Directions: Report only how many lines of the entries below contain the string "правовые".

Input data:
——

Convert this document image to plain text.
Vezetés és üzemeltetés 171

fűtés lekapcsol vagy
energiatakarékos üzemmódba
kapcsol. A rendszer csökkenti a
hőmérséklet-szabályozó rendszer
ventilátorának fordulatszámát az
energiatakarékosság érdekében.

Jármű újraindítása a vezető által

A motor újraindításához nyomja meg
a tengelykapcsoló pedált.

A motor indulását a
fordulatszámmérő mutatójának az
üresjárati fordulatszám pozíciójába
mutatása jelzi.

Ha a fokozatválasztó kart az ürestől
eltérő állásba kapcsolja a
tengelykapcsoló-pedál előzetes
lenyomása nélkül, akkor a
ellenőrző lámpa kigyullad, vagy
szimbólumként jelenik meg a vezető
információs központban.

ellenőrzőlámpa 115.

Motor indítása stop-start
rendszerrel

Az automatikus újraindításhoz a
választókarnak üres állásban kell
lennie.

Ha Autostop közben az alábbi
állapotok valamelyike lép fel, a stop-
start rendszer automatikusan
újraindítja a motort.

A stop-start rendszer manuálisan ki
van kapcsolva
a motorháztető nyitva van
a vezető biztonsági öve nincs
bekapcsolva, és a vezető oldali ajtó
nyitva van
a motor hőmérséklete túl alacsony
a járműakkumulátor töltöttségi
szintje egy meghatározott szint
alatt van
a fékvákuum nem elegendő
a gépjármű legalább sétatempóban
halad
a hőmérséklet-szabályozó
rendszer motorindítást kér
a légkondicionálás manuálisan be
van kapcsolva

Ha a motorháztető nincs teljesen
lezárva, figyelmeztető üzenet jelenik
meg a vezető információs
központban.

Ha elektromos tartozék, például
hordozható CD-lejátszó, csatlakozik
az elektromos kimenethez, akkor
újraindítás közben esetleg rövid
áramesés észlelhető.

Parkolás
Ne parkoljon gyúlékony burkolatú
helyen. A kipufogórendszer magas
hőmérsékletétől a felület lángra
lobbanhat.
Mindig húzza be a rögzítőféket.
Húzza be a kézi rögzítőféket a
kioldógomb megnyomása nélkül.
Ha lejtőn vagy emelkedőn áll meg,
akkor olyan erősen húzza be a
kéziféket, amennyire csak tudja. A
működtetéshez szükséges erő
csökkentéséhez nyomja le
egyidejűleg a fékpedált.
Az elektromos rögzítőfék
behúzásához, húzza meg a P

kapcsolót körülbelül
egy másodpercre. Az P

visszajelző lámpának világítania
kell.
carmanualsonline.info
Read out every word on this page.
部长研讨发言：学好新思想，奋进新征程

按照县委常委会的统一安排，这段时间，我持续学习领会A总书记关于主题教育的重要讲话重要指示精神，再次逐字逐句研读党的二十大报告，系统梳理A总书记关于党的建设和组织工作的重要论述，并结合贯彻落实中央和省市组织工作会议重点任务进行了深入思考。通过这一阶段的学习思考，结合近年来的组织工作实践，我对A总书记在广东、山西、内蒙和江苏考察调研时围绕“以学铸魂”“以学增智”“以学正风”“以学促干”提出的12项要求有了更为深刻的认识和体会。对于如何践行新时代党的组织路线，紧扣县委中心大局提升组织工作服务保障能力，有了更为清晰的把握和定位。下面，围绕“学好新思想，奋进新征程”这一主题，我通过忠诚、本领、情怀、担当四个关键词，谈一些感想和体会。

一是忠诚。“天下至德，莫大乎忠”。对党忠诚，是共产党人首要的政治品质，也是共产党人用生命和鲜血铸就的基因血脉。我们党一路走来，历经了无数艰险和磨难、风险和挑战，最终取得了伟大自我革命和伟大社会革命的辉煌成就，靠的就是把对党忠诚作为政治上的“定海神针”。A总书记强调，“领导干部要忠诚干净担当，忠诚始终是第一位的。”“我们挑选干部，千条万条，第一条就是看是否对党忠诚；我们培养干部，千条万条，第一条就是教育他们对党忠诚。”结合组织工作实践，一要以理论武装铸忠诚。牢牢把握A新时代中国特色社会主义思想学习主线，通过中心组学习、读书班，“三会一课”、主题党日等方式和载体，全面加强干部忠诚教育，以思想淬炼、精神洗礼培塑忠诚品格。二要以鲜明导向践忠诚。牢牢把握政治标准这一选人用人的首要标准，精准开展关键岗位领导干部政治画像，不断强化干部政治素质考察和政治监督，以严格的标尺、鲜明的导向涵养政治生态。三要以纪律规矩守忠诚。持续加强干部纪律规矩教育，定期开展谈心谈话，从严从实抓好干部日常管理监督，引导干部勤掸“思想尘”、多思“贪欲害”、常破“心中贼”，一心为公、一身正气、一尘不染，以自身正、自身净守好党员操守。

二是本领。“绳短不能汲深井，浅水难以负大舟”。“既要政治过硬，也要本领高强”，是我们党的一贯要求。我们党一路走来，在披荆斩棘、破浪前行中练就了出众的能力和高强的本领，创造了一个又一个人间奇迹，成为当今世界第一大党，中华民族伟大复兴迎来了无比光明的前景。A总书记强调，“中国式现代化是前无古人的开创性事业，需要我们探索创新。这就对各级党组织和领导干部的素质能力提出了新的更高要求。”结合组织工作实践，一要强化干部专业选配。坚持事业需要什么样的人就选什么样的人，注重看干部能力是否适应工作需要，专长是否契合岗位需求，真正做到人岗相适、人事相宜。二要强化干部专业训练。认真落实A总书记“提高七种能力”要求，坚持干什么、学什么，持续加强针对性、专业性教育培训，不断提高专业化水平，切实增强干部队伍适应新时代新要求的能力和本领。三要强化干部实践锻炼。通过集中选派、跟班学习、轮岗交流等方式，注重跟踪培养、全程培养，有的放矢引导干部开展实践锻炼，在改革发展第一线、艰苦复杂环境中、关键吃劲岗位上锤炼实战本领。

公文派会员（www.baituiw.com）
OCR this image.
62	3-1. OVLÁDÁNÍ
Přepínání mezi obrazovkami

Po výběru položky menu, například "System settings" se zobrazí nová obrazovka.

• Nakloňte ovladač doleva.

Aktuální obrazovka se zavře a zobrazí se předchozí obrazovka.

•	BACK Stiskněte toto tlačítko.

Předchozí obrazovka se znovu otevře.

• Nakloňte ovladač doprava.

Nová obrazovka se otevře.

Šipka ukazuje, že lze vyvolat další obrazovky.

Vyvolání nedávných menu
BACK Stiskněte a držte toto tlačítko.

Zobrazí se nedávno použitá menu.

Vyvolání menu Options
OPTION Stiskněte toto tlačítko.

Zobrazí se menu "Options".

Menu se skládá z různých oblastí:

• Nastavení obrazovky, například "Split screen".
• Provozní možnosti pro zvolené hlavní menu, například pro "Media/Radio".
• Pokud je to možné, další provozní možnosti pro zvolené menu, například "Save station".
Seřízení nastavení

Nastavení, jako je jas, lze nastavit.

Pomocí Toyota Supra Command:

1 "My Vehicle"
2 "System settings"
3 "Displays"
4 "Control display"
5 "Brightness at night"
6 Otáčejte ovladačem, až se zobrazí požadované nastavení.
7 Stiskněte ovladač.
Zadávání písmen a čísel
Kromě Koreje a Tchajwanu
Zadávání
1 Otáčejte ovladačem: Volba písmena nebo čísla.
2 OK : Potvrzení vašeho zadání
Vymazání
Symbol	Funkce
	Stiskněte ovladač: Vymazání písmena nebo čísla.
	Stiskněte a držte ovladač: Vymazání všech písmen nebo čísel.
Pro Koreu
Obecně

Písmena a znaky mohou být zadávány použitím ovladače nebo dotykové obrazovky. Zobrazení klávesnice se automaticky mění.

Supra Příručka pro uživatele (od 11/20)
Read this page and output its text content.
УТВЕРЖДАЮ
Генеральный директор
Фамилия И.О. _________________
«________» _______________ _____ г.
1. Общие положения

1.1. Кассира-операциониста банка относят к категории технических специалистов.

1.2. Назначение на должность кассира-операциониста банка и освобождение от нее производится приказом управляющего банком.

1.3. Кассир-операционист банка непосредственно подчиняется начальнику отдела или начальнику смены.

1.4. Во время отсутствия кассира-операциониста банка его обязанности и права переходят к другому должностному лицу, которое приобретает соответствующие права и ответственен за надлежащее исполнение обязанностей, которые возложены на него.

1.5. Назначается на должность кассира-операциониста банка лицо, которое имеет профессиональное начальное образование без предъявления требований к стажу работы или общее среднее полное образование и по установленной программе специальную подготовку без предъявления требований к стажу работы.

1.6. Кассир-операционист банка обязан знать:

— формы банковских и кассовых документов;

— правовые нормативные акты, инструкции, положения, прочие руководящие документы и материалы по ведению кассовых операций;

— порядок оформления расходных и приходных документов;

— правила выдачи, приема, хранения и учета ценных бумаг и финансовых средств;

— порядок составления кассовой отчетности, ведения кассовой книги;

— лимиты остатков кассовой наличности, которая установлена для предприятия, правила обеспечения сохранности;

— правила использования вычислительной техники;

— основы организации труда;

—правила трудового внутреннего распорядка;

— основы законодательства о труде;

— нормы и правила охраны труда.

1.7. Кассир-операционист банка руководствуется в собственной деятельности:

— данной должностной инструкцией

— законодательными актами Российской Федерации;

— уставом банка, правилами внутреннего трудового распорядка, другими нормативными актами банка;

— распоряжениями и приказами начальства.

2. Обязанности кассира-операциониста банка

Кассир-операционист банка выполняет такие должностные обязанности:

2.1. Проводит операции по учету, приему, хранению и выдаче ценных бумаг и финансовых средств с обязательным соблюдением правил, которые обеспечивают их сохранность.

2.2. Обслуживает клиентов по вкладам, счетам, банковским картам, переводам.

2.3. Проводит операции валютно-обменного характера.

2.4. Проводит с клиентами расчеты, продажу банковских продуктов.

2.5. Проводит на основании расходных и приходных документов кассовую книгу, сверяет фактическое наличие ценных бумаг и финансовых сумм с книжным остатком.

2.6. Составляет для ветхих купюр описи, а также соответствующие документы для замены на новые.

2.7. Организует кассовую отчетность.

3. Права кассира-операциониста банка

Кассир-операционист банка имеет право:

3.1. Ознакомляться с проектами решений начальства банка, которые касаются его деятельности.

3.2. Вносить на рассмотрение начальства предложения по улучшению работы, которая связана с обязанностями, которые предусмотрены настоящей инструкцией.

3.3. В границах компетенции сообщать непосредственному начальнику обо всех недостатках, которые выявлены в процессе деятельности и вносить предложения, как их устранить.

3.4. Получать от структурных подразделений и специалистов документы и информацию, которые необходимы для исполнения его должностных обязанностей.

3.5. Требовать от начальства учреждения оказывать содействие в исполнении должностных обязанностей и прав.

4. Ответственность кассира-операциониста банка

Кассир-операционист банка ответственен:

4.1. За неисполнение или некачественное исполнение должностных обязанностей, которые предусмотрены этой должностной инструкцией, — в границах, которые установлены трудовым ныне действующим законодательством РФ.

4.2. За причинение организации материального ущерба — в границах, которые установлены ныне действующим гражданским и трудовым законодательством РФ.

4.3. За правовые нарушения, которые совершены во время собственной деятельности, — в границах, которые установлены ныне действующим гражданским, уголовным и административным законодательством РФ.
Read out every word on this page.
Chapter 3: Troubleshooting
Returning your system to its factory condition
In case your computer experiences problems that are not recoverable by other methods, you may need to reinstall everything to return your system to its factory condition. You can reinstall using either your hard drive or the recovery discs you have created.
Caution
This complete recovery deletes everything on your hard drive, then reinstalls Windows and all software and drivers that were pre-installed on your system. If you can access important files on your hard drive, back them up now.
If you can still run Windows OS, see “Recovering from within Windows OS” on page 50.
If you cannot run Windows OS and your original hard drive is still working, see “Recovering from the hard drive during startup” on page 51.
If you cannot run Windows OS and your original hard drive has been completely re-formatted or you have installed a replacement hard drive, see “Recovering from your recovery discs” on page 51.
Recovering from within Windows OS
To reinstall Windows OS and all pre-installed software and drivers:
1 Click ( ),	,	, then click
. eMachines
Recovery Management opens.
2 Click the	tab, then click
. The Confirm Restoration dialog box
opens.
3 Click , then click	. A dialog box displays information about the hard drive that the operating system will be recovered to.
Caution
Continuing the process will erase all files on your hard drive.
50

——

Task answer: 2